• [TASK DETAILS]:
Quote the portion of the record on histone deacetylase 1 in zebrafish oligodendrocytes that begins at "ZFIN ID: ZDB-PUB-051214-3" and ends after "and Casaccia-Bonnefil, P.".

ZFIN ID: ZDB-PUB-051214-3
Histone deacetylase 1 is essential for oligodendrocyte specification in the zebrafish CNS
Cunliffe, V.T., and Casaccia-Bonnefil, P.
Date: 2006
Source: Mechanisms of Development   123(1): 24-30 (Journal)
Registered Authors: Cunliffe, Vincent
Keywords: Histone deacetylase, Oligodendrocyte, Zebrafish, Hedgehog, nkx2.2a, olig2
MeSH Terms:
  • Animals
  • Basic Helix-Loop-Helix Transcription Factors/genetics
  • Cell Differentiation
  • Central Nervous System/cytology
  • Central Nervous System/embryology*
  • Central Nervous System/enzymology*
  • Gene Expression Regulation, Developmental
  • Histone Deacetylase 1
  • Histone Deacetylases/genetics
  • Histone Deacetylases/metabolism*
  • Homeodomain Proteins/genetics
  • In Situ Hybridization
  • Nerve Tissue Proteins/genetics
  • Oligodendroglia/cytology
  • Oligodendroglia/enzymology*
  • Rhombencephalon/cytology
  • Rhombencephalon/embryology
  • Rhombencephalon/enzymology
  • Stem Cells/cytology
  • Stem Cells/enzymology
  • Transcription Factors/genetics
  • Zebrafish/embryology*
  • Zebrafish/genetics
  • Zebrafish/metabolism*
  • Zebrafish Proteins/genetics
  • Zebrafish Proteins/metabolism*
PubMed: 16324829 Full text @ Mech. Dev.
Histone deacetylases are critical components of transcriptional silencing mechanisms that regulate embryonic development. Recent work has shown that histone deacetylase 1 (hdac1) is required for neuronal specification during zebrafish CNS development. We show here that specification of oligodendrocytes, the myelinating cells of the CNS, also fails to occur in the hdac1 mutant hindbrain, but persistence of neural progenitors in the hindbrain ventricular zone, which express pax6a and sox2, is independent of hdac1 activity. Commitment of ventral neural progenitors to the oligodendrocyte fate is thought to require co-ordinate, hedgehog-dependent expression of olig2 and nkx2.2a in these cells, leading to expression of sox10 and subsequent differentiation of oligodendrocytes. Remarkably, transcription of olig2 is extinguished in ventral neural progenitors of the hdac1 mutant hindbrain, whereas expression of nkx2.2a is up-regulated in these cells, and sox10 expression is suppressed. Our results identify hdac1 as a novel, essential component of the mechanism that allocates neural progenitors to the oligodendrocyte fate, by attenuating expression of a subset of neural progenitor genes and rendering olig2 expression responsive to Hedgehog signalling.

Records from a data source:

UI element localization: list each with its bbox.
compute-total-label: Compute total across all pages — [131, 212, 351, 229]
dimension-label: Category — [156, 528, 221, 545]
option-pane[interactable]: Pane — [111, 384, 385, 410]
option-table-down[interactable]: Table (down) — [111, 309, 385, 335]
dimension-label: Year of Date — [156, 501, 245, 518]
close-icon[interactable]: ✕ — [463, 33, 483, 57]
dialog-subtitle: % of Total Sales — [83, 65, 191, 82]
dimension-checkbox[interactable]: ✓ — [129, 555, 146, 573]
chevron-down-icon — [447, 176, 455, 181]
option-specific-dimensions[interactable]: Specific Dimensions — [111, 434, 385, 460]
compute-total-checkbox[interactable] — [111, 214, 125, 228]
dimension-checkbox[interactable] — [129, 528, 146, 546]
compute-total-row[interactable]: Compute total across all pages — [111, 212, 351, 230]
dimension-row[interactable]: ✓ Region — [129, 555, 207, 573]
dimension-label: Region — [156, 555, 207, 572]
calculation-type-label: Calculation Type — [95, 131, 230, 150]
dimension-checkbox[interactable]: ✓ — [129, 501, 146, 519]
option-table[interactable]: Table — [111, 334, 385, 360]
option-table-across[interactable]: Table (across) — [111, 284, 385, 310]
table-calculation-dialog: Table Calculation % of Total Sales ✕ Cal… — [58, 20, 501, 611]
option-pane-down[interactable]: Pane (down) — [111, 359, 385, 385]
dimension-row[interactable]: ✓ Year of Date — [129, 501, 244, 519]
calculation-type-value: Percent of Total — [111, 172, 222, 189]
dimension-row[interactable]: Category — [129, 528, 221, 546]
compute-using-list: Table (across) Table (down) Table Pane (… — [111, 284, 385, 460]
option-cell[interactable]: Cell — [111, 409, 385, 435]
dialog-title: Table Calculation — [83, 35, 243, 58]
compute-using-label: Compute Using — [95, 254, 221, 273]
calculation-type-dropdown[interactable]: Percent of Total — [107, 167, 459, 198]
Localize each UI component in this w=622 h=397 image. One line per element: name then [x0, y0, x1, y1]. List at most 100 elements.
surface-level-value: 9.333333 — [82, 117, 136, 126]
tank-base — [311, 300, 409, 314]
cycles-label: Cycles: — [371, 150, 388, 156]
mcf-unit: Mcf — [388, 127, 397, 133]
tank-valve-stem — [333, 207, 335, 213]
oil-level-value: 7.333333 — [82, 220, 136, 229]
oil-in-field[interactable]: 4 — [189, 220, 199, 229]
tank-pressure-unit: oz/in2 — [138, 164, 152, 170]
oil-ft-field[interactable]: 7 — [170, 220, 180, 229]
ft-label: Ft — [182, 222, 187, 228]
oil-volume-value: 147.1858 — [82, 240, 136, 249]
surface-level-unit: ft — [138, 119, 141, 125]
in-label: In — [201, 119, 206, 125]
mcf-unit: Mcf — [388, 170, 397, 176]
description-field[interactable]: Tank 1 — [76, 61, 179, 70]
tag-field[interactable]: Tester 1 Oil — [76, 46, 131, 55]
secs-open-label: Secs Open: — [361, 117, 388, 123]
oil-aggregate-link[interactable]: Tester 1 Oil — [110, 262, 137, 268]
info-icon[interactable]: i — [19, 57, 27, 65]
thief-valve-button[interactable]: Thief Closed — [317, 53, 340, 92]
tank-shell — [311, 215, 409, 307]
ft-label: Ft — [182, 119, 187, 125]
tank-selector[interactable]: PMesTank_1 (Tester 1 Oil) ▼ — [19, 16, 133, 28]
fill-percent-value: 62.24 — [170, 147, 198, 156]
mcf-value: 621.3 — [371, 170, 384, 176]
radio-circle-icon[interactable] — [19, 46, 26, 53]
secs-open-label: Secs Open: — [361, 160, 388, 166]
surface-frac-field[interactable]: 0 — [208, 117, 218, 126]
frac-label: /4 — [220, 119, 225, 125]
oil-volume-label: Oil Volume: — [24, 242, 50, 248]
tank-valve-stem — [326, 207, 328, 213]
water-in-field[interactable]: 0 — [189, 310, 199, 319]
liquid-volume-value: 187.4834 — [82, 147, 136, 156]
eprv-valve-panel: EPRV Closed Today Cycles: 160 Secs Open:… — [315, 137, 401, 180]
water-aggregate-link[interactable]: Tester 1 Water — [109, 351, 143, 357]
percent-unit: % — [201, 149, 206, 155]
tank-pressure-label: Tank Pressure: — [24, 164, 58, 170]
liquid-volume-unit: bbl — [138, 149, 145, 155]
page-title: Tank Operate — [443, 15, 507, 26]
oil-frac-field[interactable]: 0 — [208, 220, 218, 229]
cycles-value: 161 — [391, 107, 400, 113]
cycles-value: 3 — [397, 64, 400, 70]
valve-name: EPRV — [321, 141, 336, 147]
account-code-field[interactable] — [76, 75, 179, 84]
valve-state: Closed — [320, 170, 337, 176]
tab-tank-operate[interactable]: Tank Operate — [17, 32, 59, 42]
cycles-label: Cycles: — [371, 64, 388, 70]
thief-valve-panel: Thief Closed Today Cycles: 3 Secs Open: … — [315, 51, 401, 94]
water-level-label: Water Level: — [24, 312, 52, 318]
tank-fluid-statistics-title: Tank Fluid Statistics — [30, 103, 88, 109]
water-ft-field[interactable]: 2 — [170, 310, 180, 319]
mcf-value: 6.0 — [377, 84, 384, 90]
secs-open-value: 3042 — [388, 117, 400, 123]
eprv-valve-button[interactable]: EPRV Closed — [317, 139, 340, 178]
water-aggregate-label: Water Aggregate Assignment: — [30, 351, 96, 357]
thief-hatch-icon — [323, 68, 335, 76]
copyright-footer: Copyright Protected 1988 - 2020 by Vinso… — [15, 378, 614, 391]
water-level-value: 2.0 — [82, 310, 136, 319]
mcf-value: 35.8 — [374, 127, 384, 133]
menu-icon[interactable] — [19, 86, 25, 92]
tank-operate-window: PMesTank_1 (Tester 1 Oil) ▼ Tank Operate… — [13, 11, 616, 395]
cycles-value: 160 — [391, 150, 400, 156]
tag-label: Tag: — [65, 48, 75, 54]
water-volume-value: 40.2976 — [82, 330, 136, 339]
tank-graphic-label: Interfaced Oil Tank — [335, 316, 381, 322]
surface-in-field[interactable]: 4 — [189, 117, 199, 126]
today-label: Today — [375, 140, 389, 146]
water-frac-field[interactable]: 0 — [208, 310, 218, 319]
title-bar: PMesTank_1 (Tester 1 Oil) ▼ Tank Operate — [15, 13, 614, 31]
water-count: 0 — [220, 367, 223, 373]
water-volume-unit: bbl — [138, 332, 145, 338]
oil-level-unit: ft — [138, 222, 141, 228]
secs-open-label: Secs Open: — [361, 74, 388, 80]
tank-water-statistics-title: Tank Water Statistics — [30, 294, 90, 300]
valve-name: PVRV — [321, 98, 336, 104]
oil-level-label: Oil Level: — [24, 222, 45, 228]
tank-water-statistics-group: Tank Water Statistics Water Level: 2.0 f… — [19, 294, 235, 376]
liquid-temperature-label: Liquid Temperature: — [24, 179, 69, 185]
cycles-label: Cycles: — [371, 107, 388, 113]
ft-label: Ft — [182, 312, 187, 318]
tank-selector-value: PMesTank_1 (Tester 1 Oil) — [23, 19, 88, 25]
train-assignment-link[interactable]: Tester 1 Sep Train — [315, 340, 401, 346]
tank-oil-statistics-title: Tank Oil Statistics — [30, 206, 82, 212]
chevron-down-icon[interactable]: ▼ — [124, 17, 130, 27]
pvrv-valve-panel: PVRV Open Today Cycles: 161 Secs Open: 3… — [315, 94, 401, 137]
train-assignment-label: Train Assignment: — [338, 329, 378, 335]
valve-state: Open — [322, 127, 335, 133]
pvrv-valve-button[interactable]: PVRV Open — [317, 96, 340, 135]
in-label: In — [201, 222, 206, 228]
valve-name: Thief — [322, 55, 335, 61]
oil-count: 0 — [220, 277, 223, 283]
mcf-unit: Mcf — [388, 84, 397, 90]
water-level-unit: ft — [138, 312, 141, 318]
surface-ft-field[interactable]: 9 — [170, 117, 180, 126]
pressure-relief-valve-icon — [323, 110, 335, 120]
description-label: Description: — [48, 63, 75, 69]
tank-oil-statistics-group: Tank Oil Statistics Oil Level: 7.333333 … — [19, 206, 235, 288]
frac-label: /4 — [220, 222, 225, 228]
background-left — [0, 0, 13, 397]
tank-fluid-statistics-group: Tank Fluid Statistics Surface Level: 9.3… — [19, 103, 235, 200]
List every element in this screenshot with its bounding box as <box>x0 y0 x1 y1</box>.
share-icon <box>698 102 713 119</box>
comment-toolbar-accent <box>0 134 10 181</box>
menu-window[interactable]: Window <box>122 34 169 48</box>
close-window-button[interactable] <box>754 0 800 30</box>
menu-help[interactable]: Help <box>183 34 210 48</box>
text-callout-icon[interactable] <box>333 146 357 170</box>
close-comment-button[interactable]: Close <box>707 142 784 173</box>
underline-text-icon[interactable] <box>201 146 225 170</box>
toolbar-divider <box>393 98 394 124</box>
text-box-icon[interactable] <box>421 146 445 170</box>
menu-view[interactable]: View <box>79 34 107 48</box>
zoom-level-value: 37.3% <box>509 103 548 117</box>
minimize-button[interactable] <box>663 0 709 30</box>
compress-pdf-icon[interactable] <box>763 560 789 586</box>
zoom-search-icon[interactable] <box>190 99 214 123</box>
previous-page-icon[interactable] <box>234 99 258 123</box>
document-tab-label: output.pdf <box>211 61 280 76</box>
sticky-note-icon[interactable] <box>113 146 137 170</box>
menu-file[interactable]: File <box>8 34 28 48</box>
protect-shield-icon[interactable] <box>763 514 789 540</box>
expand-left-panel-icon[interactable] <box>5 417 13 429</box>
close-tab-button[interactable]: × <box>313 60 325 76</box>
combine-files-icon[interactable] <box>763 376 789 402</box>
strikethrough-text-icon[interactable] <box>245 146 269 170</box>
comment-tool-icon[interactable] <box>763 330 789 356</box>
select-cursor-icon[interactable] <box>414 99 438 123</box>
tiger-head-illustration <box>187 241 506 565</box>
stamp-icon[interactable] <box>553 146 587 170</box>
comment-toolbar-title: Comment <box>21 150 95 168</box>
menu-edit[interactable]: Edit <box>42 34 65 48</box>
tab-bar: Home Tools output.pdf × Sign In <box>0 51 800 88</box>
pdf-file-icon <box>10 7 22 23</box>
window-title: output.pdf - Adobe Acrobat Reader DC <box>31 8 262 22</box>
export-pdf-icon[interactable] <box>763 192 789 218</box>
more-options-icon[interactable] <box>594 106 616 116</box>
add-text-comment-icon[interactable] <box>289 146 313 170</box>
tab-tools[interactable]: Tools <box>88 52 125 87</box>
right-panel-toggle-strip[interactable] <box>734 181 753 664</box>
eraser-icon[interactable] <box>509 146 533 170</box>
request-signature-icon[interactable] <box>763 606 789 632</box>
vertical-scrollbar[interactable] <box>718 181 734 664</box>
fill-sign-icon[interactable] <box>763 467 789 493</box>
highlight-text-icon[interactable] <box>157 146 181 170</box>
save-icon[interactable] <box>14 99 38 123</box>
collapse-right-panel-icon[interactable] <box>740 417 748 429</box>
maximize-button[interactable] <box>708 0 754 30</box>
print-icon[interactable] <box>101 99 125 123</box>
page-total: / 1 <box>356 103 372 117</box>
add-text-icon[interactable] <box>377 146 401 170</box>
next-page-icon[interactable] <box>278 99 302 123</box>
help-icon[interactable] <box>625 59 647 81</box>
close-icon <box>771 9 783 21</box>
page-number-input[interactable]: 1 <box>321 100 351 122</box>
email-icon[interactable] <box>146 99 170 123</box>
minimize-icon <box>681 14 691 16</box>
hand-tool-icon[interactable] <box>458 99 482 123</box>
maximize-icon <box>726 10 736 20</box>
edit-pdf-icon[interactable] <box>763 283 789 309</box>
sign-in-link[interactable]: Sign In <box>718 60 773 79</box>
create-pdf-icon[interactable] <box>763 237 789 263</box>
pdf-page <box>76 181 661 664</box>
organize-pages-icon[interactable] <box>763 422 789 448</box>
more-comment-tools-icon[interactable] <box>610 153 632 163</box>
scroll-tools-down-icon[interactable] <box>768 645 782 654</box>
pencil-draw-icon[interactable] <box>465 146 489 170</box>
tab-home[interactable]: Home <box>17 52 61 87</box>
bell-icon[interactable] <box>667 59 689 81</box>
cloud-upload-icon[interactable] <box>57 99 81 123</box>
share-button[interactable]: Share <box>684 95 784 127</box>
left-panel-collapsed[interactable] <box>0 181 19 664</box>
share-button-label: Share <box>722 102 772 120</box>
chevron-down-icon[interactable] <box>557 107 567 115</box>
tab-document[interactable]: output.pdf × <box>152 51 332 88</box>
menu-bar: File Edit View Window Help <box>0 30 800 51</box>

• [EXERCISE OUTPUT]:
ZFIN ID: ZDB-PUB-051214-3
Histone deacetylase 1 is essential for oligodendrocyte specification in the zebrafish CNS
Cunliffe, V.T., and Casaccia-Bonnefil, P.